• PROBLEM STATEMENT
Can you print the data exactly and leave out each image?

• Extracted records
|---|
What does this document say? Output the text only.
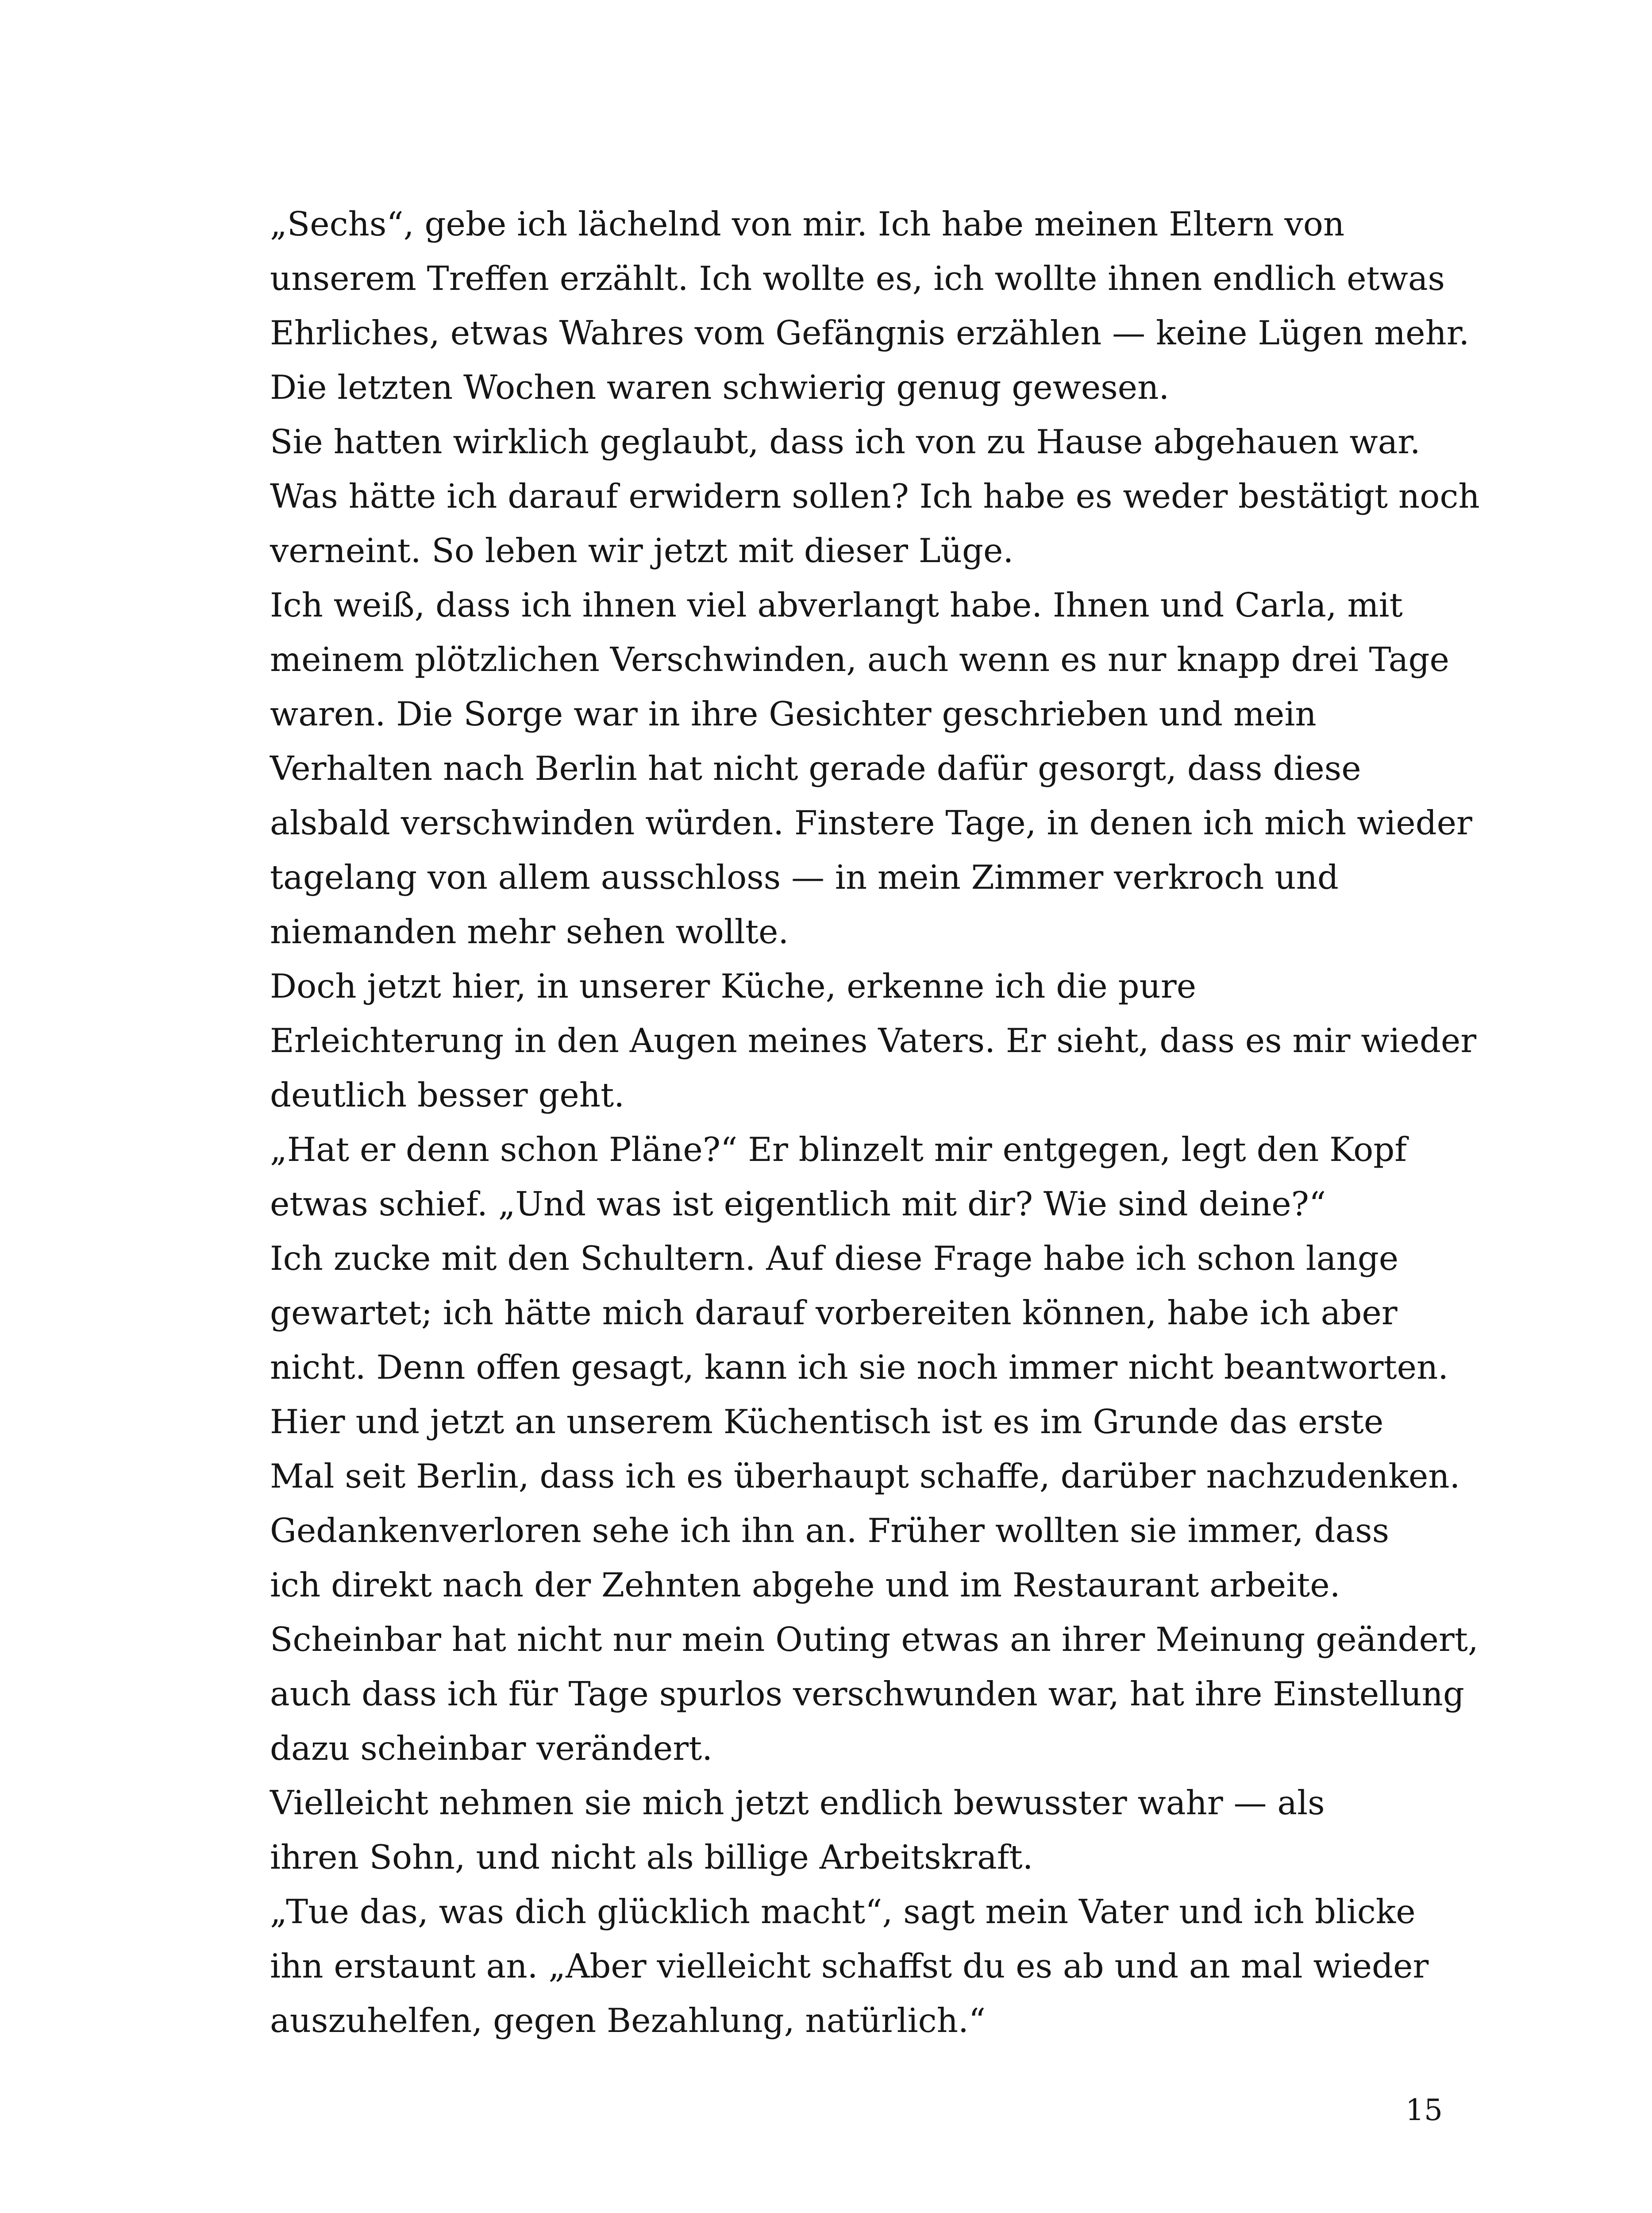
„Sechs“, gebe ich lächelnd von mir. Ich habe meinen Eltern von
unserem Treffen erzählt. Ich wollte es, ich wollte ihnen endlich etwas
Ehrliches, etwas Wahres vom Gefängnis erzählen — keine Lügen mehr.
Die letzten Wochen waren schwierig genug gewesen.

Sie hatten wirklich geglaubt, dass ich von zu Hause abgehauen war.
Was hätte ich darauf erwidern sollen? Ich habe es weder bestätigt noch
verneint. So leben wir jetzt mit dieser Lüge.

Ich weiß, dass ich ihnen viel abverlangt habe. Ihnen und Carla, mit
meinem plötzlichen Verschwinden, auch wenn es nur knapp drei Tage
waren. Die Sorge war in ihre Gesichter geschrieben und mein
Verhalten nach Berlin hat nicht gerade dafür gesorgt, dass diese
alsbald verschwinden würden. Finstere Tage, in denen ich mich wieder
tagelang von allem ausschloss — in mein Zimmer verkroch und
niemanden mehr sehen wollte.

Doch jetzt hier, in unserer Küche, erkenne ich die pure
Erleichterung in den Augen meines Vaters. Er sieht, dass es mir wieder
deutlich besser geht.

„Hat er denn schon Pläne?“ Er blinzelt mir entgegen, legt den Kopf
etwas schief. „Und was ist eigentlich mit dir? Wie sind deine?“

Ich zucke mit den Schultern. Auf diese Frage habe ich schon lange
gewartet; ich hätte mich darauf vorbereiten können, habe ich aber
nicht. Denn offen gesagt, kann ich sie noch immer nicht beantworten.

Hier und jetzt an unserem Küchentisch ist es im Grunde das erste
Mal seit Berlin, dass ich es überhaupt schaffe, darüber nachzudenken.

Gedankenverloren sehe ich ihn an. Früher wollten sie immer, dass
ich direkt nach der Zehnten abgehe und im Restaurant arbeite.
Scheinbar hat nicht nur mein Outing etwas an ihrer Meinung geändert,
auch dass ich für Tage spurlos verschwunden war, hat ihre Einstellung
dazu scheinbar verändert.

Vielleicht nehmen sie mich jetzt endlich bewusster wahr — als
ihren Sohn, und nicht als billige Arbeitskraft.

„Tue das, was dich glücklich macht“, sagt mein Vater und ich blicke
ihn erstaunt an. „Aber vielleicht schaffst du es ab und an mal wieder
auszuhelfen, gegen Bezahlung, natürlich.“

15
|---|
• WRITTEN SOLUTION
What does this document say? Output the text only.
„Sechs“, gebe ich lächelnd von mir. Ich habe meinen Eltern von
unserem Treffen erzählt. Ich wollte es, ich wollte ihnen endlich etwas
Ehrliches, etwas Wahres vom Gefängnis erzählen — keine Lügen mehr.
Die letzten Wochen waren schwierig genug gewesen.

Sie hatten wirklich geglaubt, dass ich von zu Hause abgehauen war.
Was hätte ich darauf erwidern sollen? Ich habe es weder bestätigt noch
verneint. So leben wir jetzt mit dieser Lüge.

Ich weiß, dass ich ihnen viel abverlangt habe. Ihnen und Carla, mit
meinem plötzlichen Verschwinden, auch wenn es nur knapp drei Tage
waren. Die Sorge war in ihre Gesichter geschrieben und mein
Verhalten nach Berlin hat nicht gerade dafür gesorgt, dass diese
alsbald verschwinden würden. Finstere Tage, in denen ich mich wieder
tagelang von allem ausschloss — in mein Zimmer verkroch und
niemanden mehr sehen wollte.

Doch jetzt hier, in unserer Küche, erkenne ich die pure
Erleichterung in den Augen meines Vaters. Er sieht, dass es mir wieder
deutlich besser geht.

„Hat er denn schon Pläne?“ Er blinzelt mir entgegen, legt den Kopf
etwas schief. „Und was ist eigentlich mit dir? Wie sind deine?“

Ich zucke mit den Schultern. Auf diese Frage habe ich schon lange
gewartet; ich hätte mich darauf vorbereiten können, habe ich aber
nicht. Denn offen gesagt, kann ich sie noch immer nicht beantworten.

Hier und jetzt an unserem Küchentisch ist es im Grunde das erste
Mal seit Berlin, dass ich es überhaupt schaffe, darüber nachzudenken.

Gedankenverloren sehe ich ihn an. Früher wollten sie immer, dass
ich direkt nach der Zehnten abgehe und im Restaurant arbeite.
Scheinbar hat nicht nur mein Outing etwas an ihrer Meinung geändert,
auch dass ich für Tage spurlos verschwunden war, hat ihre Einstellung
dazu scheinbar verändert.

Vielleicht nehmen sie mich jetzt endlich bewusster wahr — als
ihren Sohn, und nicht als billige Arbeitskraft.

„Tue das, was dich glücklich macht“, sagt mein Vater und ich blicke
ihn erstaunt an. „Aber vielleicht schaffst du es ab und an mal wieder
auszuhelfen, gegen Bezahlung, natürlich.“

15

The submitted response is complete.